Scan the material below for the string "zweite", and copy every line where it shows up.

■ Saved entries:

=-=-=

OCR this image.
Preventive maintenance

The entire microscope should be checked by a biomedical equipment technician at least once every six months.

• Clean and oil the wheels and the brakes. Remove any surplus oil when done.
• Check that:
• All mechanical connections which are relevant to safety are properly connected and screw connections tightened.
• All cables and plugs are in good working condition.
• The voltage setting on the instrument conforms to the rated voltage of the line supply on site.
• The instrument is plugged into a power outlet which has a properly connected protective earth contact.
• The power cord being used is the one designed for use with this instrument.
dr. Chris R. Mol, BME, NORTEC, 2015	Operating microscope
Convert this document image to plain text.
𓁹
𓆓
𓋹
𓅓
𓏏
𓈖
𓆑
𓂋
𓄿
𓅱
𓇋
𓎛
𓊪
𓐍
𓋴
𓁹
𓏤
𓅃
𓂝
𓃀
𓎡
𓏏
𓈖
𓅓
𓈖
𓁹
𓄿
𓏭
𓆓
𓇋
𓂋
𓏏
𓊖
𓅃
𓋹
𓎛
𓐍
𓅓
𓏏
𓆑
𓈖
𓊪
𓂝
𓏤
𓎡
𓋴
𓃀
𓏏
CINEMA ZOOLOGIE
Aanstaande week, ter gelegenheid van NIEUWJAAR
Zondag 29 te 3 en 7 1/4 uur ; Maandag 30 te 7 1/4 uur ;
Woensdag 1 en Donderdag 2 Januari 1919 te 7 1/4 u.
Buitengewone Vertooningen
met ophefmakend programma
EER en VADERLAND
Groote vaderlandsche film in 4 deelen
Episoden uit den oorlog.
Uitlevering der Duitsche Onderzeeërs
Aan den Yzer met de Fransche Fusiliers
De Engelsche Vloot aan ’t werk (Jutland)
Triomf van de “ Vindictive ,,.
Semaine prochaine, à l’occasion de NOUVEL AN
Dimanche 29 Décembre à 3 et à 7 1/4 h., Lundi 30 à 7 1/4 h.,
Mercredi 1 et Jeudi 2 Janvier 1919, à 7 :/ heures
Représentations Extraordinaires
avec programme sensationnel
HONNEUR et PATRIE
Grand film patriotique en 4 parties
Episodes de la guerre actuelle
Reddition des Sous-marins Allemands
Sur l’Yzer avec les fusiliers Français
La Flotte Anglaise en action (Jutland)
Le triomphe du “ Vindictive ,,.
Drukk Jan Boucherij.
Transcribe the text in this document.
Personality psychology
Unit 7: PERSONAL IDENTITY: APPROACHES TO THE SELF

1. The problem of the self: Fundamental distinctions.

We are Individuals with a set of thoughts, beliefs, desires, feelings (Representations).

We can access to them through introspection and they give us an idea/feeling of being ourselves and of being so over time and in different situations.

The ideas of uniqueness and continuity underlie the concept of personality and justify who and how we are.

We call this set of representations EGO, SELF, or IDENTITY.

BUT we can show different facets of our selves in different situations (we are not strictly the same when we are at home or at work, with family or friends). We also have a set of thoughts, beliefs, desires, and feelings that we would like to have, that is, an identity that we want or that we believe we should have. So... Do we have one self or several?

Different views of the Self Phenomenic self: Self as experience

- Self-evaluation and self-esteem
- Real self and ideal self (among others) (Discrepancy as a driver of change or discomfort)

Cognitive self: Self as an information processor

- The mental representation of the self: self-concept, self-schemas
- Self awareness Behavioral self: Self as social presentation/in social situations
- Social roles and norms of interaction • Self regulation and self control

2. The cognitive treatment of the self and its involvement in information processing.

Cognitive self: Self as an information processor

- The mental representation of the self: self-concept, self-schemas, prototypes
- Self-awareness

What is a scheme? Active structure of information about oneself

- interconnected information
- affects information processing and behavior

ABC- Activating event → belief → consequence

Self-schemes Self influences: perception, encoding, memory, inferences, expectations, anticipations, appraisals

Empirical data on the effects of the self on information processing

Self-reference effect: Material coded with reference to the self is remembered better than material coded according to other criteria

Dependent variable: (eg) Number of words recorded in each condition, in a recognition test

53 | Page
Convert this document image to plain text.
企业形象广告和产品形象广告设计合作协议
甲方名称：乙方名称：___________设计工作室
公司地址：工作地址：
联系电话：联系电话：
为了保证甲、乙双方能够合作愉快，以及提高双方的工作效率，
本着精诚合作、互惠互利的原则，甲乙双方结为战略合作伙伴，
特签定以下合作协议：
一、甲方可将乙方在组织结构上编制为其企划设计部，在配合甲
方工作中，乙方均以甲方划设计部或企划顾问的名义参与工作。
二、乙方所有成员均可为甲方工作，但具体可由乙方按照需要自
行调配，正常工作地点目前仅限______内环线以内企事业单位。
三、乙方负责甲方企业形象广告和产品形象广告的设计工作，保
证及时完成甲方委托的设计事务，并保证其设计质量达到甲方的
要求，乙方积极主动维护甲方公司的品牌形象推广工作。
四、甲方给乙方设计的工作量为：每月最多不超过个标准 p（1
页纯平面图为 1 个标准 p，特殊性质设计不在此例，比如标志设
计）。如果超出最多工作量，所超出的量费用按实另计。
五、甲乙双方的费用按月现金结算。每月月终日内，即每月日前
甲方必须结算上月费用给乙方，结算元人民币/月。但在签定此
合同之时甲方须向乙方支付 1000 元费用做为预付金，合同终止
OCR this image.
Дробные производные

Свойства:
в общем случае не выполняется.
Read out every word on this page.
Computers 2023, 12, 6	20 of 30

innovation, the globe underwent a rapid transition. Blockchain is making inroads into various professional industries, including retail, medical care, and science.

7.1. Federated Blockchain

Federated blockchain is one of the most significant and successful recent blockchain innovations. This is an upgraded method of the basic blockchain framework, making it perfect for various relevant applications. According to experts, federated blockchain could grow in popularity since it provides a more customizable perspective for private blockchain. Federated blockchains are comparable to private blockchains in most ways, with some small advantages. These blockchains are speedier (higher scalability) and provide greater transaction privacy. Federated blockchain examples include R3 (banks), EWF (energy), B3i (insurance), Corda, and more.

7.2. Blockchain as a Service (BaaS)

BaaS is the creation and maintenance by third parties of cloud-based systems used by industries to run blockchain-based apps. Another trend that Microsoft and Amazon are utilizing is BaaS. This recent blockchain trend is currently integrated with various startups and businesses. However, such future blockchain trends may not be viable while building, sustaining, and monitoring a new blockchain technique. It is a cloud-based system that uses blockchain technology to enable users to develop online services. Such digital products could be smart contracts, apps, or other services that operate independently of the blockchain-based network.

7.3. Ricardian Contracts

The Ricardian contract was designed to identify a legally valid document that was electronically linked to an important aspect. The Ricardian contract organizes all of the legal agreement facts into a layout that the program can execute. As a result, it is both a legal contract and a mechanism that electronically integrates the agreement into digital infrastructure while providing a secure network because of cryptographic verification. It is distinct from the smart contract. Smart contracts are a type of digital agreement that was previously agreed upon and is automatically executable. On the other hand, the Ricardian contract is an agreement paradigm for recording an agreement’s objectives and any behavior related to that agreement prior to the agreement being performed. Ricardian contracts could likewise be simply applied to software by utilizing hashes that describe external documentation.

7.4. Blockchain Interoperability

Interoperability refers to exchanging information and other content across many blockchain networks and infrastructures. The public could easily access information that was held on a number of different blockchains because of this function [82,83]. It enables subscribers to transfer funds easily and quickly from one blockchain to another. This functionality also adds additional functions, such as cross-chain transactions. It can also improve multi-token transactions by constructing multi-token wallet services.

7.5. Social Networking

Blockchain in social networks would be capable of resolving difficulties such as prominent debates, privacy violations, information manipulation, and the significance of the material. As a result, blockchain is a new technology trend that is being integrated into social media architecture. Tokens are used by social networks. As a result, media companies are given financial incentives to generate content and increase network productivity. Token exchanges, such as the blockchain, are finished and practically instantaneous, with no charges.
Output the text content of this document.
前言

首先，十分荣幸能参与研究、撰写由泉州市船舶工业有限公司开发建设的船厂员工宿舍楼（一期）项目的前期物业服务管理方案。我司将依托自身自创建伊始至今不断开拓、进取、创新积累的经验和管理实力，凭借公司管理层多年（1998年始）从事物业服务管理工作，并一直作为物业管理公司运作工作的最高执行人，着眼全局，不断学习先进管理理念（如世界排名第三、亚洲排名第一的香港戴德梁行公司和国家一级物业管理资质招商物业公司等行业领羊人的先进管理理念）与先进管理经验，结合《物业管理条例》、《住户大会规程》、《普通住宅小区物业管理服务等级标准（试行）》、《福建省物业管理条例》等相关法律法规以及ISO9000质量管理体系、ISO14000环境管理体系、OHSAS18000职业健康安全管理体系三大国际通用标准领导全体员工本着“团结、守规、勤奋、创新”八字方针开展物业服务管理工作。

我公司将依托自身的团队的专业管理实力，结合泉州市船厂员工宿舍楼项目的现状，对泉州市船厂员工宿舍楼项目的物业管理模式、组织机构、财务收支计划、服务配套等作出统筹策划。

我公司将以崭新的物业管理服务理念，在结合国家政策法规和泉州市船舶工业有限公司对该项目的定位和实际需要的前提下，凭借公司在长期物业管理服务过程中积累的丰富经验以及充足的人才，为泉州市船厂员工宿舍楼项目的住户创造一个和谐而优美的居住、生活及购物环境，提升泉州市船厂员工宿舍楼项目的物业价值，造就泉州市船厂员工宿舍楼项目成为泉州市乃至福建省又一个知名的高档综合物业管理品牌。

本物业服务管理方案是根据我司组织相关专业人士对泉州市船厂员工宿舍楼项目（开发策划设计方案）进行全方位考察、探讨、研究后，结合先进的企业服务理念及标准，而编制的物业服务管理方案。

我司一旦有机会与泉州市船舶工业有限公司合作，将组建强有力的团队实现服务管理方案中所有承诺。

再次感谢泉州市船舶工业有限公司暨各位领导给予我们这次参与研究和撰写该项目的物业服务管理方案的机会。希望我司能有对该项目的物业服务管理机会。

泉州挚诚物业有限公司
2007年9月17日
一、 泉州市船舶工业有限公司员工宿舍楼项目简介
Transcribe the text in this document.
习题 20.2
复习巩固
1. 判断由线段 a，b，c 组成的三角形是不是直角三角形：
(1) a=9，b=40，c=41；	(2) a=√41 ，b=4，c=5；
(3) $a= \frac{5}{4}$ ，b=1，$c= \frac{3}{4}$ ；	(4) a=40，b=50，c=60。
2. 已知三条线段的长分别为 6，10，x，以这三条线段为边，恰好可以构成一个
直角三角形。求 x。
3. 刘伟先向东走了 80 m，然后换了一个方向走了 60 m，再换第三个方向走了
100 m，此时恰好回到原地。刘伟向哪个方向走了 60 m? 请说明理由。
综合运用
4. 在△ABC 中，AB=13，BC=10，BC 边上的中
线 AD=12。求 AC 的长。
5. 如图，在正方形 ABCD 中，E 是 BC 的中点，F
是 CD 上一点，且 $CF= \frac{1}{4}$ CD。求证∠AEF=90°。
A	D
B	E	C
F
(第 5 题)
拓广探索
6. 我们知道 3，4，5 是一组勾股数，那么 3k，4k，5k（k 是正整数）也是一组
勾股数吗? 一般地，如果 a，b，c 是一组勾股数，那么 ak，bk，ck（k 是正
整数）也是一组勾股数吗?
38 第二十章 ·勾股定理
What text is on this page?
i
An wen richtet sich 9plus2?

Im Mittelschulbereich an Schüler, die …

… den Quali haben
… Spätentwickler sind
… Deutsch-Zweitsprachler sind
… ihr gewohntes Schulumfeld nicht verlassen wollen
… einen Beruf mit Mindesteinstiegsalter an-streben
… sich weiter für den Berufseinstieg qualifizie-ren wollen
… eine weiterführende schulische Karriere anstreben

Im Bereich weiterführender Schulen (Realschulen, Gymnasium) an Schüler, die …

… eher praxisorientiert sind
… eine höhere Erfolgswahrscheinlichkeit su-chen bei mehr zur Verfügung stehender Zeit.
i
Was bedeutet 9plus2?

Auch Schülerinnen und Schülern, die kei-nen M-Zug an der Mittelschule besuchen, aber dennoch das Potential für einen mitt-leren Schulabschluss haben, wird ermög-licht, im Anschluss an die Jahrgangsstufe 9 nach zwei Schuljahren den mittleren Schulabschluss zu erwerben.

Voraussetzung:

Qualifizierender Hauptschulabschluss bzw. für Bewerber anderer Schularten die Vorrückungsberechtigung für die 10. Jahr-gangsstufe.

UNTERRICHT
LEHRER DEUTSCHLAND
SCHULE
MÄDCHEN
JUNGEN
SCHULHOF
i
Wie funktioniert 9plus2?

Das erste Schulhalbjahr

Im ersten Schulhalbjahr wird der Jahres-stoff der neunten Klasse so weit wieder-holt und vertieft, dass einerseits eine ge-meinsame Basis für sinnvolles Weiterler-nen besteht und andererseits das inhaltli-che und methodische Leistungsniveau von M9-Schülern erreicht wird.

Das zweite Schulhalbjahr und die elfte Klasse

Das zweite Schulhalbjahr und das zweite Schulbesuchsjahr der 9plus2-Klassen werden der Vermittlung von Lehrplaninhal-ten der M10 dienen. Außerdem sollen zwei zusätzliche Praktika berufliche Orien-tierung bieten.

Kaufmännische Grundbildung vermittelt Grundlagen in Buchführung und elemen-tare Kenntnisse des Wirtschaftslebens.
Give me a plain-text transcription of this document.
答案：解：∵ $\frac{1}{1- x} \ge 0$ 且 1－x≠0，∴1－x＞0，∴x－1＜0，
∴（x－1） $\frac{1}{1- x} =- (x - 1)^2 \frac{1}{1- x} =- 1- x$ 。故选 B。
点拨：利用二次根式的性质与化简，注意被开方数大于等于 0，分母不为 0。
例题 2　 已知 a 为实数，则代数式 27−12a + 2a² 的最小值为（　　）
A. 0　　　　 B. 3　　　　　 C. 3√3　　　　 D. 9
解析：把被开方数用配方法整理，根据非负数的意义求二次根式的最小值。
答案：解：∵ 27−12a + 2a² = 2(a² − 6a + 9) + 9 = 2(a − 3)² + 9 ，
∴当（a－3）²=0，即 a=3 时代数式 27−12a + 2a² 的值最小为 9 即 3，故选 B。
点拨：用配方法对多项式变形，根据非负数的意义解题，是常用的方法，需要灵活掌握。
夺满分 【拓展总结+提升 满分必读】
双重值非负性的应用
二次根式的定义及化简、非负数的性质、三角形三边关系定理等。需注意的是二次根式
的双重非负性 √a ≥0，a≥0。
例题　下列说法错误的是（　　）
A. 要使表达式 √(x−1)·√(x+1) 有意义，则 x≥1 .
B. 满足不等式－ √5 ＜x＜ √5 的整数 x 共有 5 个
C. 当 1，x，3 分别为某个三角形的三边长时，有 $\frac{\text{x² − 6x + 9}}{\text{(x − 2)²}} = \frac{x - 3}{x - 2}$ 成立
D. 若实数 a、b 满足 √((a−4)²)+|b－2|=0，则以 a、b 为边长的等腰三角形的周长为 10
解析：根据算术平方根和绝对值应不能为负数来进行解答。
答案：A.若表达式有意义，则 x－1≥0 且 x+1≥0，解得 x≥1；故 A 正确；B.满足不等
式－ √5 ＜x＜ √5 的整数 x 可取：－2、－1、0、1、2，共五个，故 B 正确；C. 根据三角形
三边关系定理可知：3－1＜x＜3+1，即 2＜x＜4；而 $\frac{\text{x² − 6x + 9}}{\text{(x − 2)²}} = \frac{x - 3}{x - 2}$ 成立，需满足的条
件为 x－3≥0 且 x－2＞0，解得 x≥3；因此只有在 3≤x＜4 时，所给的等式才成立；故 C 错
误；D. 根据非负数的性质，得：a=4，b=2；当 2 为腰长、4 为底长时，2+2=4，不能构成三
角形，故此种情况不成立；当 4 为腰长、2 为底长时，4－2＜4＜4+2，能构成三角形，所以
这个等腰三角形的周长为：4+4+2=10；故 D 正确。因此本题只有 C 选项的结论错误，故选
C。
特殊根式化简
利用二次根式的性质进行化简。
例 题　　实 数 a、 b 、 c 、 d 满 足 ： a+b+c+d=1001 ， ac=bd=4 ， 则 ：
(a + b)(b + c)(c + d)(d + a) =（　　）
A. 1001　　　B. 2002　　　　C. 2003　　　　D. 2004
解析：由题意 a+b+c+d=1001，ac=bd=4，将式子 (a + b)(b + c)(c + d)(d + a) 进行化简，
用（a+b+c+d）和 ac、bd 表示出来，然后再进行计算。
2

=-=-=

■ Response to the task:
Das zweite Schulhalbjahr und die elfte Klasse
Das zweite Schulhalbjahr und das zweite Schulbesuchsjahr der 9plus2-Klassen werden der Vermittlung von Lehrplaninhal-ten der M10 dienen. Außerdem sollen zwei zusätzliche Praktika berufliche Orien-tierung bieten.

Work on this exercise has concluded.